• OBJECTIVE:
Count only the lines of the records that hold "Yayını", then give the number without any other words.

"""

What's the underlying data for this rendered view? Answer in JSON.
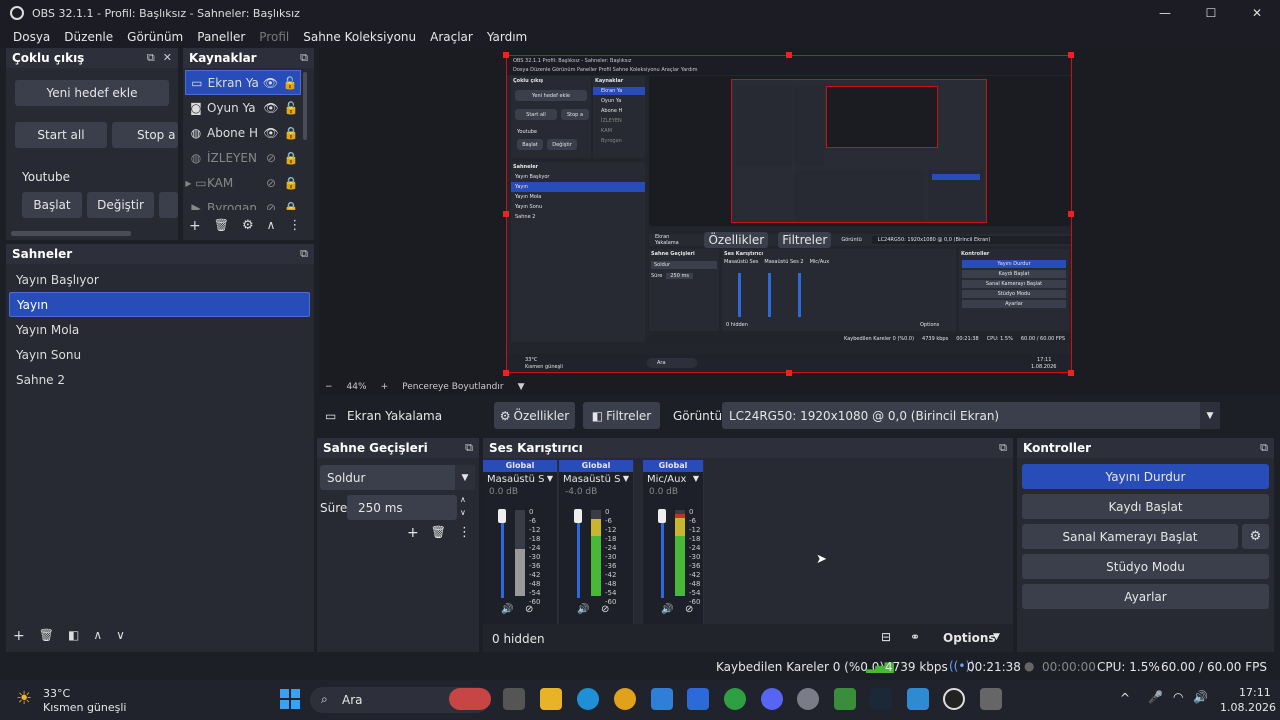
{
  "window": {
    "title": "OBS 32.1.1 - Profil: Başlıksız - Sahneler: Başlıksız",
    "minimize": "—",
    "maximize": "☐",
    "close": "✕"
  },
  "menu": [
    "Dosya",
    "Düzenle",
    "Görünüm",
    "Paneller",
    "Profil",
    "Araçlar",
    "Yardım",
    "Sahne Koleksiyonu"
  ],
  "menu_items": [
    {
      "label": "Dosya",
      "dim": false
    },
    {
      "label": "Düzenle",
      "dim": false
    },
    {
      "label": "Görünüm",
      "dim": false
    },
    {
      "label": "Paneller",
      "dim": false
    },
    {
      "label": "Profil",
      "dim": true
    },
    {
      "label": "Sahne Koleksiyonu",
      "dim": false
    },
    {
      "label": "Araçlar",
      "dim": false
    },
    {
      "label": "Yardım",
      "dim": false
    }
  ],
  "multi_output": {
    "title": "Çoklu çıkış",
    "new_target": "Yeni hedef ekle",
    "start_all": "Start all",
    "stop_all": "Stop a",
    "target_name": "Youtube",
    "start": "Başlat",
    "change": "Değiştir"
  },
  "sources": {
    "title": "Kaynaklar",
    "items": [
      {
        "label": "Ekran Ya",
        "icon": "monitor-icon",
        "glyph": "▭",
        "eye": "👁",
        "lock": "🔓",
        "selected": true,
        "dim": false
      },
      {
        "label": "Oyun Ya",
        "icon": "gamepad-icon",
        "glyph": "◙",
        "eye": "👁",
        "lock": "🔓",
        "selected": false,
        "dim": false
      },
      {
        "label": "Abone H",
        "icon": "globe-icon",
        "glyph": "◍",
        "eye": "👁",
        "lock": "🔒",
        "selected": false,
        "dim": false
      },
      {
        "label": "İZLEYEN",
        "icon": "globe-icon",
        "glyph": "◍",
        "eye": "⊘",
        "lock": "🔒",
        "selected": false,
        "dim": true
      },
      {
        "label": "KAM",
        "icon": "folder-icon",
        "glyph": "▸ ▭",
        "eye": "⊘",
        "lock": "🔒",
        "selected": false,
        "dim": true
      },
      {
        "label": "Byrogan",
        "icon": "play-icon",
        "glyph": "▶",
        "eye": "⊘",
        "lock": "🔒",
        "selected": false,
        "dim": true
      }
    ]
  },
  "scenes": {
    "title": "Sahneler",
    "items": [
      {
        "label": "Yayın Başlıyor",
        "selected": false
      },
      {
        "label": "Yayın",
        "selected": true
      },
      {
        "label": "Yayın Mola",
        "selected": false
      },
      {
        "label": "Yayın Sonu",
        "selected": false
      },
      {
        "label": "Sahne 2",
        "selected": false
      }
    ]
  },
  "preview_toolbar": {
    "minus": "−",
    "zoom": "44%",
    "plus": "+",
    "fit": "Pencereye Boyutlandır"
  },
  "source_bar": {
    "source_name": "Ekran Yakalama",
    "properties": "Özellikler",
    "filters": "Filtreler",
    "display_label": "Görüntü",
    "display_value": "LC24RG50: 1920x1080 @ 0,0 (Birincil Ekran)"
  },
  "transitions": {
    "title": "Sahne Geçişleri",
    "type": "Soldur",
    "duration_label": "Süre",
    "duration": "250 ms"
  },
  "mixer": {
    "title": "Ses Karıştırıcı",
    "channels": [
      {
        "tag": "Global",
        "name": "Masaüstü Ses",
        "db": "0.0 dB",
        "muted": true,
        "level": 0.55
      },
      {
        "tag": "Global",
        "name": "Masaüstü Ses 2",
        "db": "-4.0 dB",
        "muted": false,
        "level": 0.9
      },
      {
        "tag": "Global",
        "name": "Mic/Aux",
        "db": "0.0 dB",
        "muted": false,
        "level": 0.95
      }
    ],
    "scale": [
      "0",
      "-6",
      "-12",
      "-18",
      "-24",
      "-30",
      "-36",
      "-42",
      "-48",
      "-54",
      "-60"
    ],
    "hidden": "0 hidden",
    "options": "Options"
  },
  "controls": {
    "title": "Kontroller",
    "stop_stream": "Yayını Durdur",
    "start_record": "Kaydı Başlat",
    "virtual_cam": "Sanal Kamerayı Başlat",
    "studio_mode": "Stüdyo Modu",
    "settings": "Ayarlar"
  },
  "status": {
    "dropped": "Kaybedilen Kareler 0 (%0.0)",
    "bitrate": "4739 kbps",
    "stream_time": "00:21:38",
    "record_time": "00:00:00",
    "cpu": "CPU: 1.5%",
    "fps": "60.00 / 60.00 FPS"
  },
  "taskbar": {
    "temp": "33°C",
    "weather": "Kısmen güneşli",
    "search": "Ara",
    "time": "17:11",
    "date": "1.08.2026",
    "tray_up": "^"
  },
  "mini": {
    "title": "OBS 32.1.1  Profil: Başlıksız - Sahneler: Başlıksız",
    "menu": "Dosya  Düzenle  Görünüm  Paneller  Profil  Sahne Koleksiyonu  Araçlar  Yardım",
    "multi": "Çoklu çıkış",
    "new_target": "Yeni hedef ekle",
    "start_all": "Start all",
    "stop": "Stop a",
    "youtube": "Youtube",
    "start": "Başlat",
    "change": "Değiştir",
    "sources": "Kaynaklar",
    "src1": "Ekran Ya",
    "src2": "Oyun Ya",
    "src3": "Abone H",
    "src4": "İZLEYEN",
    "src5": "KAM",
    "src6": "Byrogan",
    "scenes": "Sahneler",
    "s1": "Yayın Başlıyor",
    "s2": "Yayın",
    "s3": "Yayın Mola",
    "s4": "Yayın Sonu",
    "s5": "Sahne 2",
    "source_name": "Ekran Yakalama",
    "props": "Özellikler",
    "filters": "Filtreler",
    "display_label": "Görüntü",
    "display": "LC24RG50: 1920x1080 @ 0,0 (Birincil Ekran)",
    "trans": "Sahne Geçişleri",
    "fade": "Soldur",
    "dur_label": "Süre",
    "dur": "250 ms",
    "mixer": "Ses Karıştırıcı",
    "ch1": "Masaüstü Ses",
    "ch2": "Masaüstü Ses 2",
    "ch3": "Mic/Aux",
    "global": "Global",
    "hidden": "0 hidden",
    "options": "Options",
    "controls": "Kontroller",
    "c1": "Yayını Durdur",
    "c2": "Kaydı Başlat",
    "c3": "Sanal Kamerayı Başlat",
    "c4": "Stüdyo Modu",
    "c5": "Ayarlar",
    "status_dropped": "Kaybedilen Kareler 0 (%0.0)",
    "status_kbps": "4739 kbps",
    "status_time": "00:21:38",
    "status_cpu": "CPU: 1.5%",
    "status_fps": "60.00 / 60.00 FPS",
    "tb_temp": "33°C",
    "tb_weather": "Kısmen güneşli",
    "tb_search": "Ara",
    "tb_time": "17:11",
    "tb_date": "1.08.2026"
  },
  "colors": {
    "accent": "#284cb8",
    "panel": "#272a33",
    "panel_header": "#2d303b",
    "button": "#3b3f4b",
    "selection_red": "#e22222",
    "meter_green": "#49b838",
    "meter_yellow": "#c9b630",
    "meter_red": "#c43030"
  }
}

"""
"""

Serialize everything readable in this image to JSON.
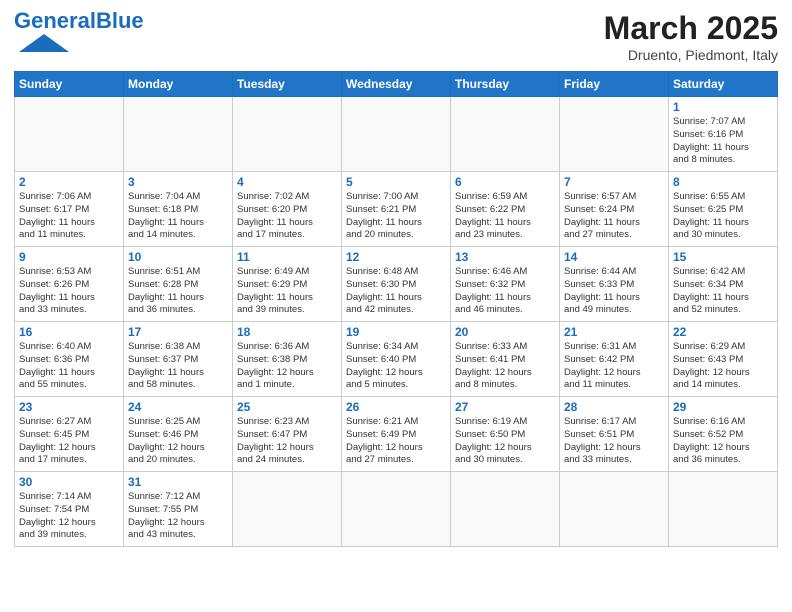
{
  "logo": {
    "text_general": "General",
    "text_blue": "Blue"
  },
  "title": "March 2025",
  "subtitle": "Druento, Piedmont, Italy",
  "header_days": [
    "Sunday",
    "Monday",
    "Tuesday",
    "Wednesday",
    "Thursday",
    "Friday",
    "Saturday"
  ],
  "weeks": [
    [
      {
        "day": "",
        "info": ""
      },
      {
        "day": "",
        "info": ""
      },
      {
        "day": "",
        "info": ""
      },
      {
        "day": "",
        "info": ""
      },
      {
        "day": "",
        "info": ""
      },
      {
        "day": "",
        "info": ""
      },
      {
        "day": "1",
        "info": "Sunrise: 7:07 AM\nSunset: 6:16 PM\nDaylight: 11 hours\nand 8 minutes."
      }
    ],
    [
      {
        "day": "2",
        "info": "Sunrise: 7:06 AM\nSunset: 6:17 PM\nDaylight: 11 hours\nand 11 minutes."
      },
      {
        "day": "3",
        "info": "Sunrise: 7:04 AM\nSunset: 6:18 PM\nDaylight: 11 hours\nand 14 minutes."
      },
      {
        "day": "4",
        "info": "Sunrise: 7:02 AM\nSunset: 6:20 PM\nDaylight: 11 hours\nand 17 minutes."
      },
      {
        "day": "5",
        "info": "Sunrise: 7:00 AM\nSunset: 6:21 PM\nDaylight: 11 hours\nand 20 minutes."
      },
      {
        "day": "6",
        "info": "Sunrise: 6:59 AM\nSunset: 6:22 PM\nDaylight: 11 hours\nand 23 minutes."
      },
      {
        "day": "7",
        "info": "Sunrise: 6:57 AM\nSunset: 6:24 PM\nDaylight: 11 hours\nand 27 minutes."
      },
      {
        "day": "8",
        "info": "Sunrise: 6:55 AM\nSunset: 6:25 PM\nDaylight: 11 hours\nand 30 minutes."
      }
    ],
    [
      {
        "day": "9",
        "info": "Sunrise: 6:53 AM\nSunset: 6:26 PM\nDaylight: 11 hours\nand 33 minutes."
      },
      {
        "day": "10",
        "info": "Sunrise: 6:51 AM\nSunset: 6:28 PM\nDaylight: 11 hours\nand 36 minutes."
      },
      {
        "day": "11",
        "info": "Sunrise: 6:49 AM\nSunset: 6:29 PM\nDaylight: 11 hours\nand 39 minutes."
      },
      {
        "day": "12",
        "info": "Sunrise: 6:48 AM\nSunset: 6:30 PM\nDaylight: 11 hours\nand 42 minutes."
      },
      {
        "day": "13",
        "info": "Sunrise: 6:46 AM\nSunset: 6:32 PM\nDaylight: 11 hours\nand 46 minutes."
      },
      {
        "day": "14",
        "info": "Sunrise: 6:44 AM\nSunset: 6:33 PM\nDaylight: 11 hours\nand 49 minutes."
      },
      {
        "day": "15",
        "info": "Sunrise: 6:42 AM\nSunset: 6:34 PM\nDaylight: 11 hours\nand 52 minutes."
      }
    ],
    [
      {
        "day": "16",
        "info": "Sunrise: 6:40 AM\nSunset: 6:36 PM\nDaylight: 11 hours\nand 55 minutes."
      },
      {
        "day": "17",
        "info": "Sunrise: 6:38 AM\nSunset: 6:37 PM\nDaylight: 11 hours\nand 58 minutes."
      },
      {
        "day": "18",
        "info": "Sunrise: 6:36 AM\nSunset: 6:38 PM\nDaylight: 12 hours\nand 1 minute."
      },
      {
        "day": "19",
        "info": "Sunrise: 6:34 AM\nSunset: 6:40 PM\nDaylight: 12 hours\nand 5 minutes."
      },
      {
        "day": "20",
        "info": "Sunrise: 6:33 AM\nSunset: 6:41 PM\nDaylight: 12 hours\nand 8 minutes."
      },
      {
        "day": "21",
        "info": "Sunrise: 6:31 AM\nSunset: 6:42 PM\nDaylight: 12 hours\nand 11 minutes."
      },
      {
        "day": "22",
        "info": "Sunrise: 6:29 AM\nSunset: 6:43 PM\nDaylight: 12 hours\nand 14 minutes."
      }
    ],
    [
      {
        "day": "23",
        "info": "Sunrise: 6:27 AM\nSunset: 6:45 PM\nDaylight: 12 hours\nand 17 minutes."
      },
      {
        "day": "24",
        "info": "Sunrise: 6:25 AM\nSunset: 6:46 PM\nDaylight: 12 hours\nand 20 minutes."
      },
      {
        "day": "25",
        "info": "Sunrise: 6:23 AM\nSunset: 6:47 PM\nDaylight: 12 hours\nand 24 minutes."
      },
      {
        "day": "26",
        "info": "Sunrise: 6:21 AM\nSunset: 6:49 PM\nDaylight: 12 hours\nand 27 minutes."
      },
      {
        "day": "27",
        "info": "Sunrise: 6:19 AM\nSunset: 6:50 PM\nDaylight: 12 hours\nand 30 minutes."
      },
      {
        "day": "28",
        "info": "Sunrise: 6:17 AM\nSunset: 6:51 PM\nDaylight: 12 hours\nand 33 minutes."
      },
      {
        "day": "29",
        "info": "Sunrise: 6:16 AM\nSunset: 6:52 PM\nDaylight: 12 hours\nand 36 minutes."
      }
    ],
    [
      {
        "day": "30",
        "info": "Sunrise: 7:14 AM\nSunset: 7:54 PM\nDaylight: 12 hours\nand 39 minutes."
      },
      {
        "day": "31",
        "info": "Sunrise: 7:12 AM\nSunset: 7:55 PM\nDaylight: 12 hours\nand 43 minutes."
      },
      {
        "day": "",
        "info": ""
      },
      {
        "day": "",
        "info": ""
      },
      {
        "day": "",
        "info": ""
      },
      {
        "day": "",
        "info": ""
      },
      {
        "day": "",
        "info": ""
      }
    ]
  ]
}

"""
"""

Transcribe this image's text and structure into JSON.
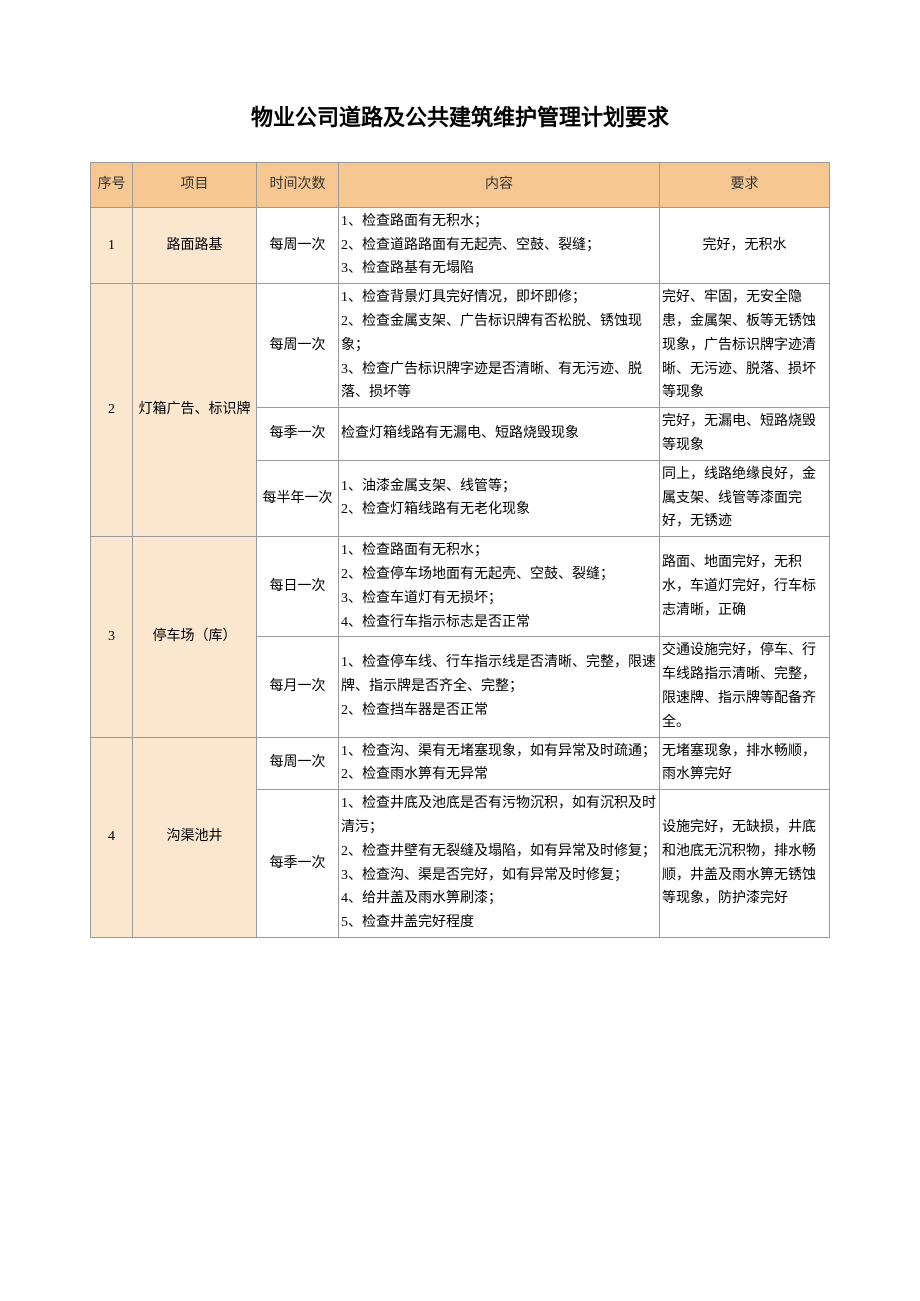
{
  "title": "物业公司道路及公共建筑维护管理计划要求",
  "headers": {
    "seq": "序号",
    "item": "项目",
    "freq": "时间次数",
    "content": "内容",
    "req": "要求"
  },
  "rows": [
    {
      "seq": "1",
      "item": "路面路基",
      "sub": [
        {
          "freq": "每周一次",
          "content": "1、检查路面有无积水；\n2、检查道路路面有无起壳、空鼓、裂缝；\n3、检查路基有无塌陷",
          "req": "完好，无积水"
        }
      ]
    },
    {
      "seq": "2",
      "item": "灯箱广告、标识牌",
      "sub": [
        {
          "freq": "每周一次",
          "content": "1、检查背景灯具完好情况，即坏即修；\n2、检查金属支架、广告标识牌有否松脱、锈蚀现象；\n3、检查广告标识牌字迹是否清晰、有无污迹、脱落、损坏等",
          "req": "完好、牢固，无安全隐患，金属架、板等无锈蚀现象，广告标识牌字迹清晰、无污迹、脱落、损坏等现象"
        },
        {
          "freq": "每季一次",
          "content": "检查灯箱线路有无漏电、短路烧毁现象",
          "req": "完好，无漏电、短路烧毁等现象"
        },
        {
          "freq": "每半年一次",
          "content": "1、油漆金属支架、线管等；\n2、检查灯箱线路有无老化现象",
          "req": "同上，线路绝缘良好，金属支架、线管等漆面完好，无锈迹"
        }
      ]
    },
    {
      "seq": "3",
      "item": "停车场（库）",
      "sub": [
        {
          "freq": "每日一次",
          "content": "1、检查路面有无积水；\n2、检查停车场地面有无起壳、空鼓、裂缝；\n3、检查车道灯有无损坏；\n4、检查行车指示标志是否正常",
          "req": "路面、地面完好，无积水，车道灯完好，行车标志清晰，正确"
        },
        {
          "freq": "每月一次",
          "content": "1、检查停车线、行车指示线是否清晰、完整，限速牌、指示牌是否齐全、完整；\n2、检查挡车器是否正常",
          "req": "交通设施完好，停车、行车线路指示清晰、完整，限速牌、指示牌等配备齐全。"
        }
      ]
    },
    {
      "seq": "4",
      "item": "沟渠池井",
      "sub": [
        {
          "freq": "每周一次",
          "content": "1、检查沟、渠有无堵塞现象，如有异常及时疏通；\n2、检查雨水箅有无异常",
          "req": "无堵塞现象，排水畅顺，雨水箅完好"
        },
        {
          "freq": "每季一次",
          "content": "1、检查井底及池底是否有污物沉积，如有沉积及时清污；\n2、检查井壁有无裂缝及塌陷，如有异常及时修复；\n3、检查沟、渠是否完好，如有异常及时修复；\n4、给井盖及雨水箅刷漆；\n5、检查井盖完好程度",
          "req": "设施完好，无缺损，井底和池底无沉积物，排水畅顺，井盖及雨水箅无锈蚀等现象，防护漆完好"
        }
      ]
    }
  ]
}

"""

• SOLUTION TO THE PROBLEM:
2